----- INFORMATION SUPPLIED

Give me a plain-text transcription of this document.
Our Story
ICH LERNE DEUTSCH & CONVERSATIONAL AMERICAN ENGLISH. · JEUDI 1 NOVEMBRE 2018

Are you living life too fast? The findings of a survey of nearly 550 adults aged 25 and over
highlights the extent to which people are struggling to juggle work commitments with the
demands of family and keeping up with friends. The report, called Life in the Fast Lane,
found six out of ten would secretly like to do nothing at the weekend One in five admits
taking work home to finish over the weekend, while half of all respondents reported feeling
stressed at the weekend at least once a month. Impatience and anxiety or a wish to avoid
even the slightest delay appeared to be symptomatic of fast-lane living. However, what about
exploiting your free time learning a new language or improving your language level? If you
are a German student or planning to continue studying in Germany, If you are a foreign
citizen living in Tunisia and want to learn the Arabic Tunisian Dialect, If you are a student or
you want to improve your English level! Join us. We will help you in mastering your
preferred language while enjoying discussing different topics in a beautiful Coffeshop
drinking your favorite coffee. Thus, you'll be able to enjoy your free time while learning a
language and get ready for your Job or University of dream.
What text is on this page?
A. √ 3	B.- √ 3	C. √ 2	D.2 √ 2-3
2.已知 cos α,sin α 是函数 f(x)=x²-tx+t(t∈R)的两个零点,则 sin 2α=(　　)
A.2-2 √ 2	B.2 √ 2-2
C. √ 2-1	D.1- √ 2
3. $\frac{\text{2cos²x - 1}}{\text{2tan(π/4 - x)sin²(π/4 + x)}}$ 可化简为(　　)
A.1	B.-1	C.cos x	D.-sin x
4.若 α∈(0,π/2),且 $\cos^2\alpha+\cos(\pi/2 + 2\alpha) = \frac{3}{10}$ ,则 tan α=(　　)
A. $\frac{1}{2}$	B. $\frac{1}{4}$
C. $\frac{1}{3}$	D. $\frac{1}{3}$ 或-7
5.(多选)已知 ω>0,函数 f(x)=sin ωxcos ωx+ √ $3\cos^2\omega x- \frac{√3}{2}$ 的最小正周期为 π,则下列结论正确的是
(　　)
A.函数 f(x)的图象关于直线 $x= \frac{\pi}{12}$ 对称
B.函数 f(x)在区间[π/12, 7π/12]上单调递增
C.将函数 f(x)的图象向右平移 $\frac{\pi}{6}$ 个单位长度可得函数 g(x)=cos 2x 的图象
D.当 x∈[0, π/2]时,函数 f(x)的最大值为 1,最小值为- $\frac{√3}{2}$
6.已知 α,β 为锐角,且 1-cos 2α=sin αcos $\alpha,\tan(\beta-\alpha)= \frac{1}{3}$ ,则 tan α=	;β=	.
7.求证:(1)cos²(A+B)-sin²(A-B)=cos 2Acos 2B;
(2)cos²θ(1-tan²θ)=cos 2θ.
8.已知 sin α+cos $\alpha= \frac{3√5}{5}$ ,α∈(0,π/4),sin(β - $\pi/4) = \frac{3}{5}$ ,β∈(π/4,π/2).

----------

Which lines include the word "with"? List them all.

highlights the extent to which people are struggling to juggle work commitments with the
demands of family and keeping up with friends. The report, called Life in the Fast Lane,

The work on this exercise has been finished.